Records

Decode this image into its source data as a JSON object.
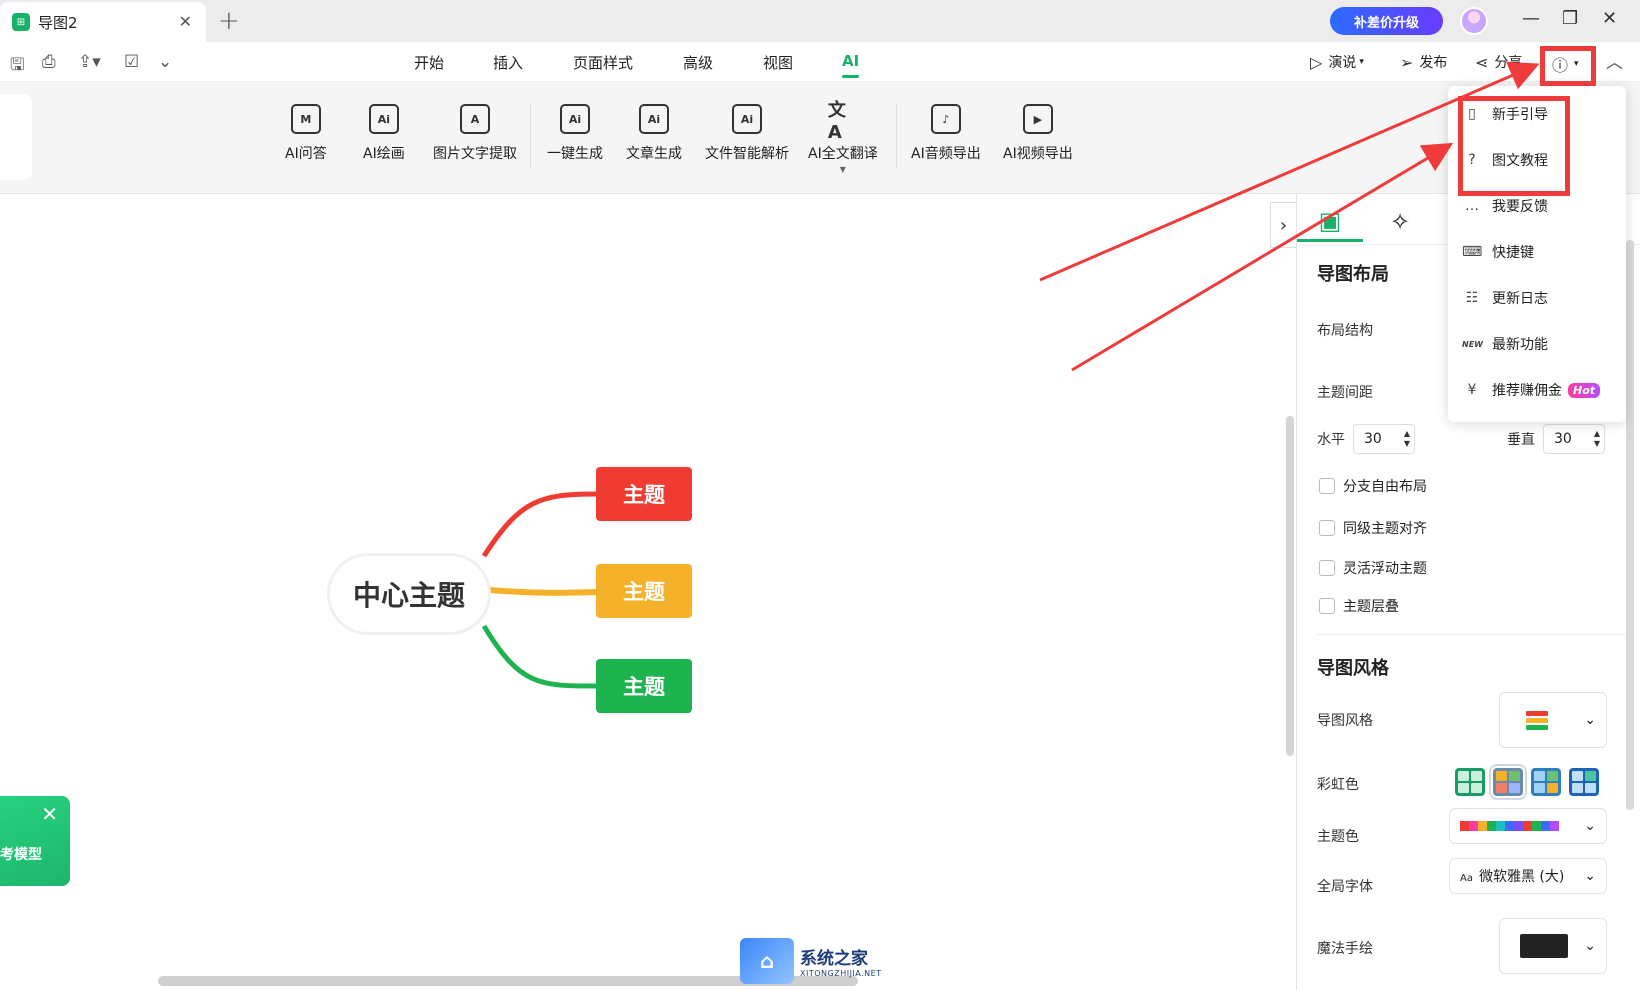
{
  "tab": {
    "title": "导图2",
    "logo_icon": "mindmap-app-icon"
  },
  "upgrade": {
    "label": "补差价升级"
  },
  "menu": {
    "tabs": [
      "开始",
      "插入",
      "页面样式",
      "高级",
      "视图",
      "AI"
    ],
    "active": "AI"
  },
  "actions": {
    "present": "演说",
    "publish": "发布",
    "share": "分享"
  },
  "tools": [
    "AI问答",
    "AI绘画",
    "图片文字提取",
    "一键生成",
    "文章生成",
    "文件智能解析",
    "AI全文翻译",
    "AI音频导出",
    "AI视频导出"
  ],
  "mindmap": {
    "central": "中心主题",
    "topics": [
      {
        "label": "主题",
        "color": "#ef3b32"
      },
      {
        "label": "主题",
        "color": "#f6b12a"
      },
      {
        "label": "主题",
        "color": "#1db34e"
      }
    ]
  },
  "promo": {
    "text": "思考模型"
  },
  "panel": {
    "layout_title": "导图布局",
    "structure_label": "布局结构",
    "spacing_label": "主题间距",
    "h_label": "水平",
    "h_value": "30",
    "v_label": "垂直",
    "v_value": "30",
    "checks": [
      "分支自由布局",
      "同级主题对齐",
      "灵活浮动主题",
      "主题层叠"
    ],
    "style_title": "导图风格",
    "style_label": "导图风格",
    "rainbow_label": "彩虹色",
    "theme_color_label": "主题色",
    "font_label": "全局字体",
    "font_value": "微软雅黑 (大)",
    "font_prefix": "Aa",
    "hand_label": "魔法手绘"
  },
  "help_menu": {
    "items": [
      {
        "label": "新手引导",
        "icon": "book-icon"
      },
      {
        "label": "图文教程",
        "icon": "question-icon"
      },
      {
        "label": "我要反馈",
        "icon": "feedback-icon"
      },
      {
        "label": "快捷键",
        "icon": "keyboard-icon"
      },
      {
        "label": "更新日志",
        "icon": "log-icon"
      },
      {
        "label": "最新功能",
        "icon": "new-icon"
      },
      {
        "label": "推荐赚佣金",
        "icon": "yen-icon"
      }
    ],
    "hot_badge": "Hot",
    "new_badge": "NEW"
  },
  "watermark": {
    "cn": "系统之家",
    "en": "XITONGZHIJIA.NET"
  },
  "colors": {
    "accent": "#17b26a",
    "highlight": "#ee3b3b"
  }
}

_Task prompt_
Every line that holds the word "icon" should be extracted.

_Exercise result_
    "logo_icon": "mindmap-app-icon"
        "icon": "book-icon"
        "icon": "question-icon"
        "icon": "feedback-icon"
        "icon": "keyboard-icon"
        "icon": "log-icon"
        "icon": "new-icon"
        "icon": "yen-icon"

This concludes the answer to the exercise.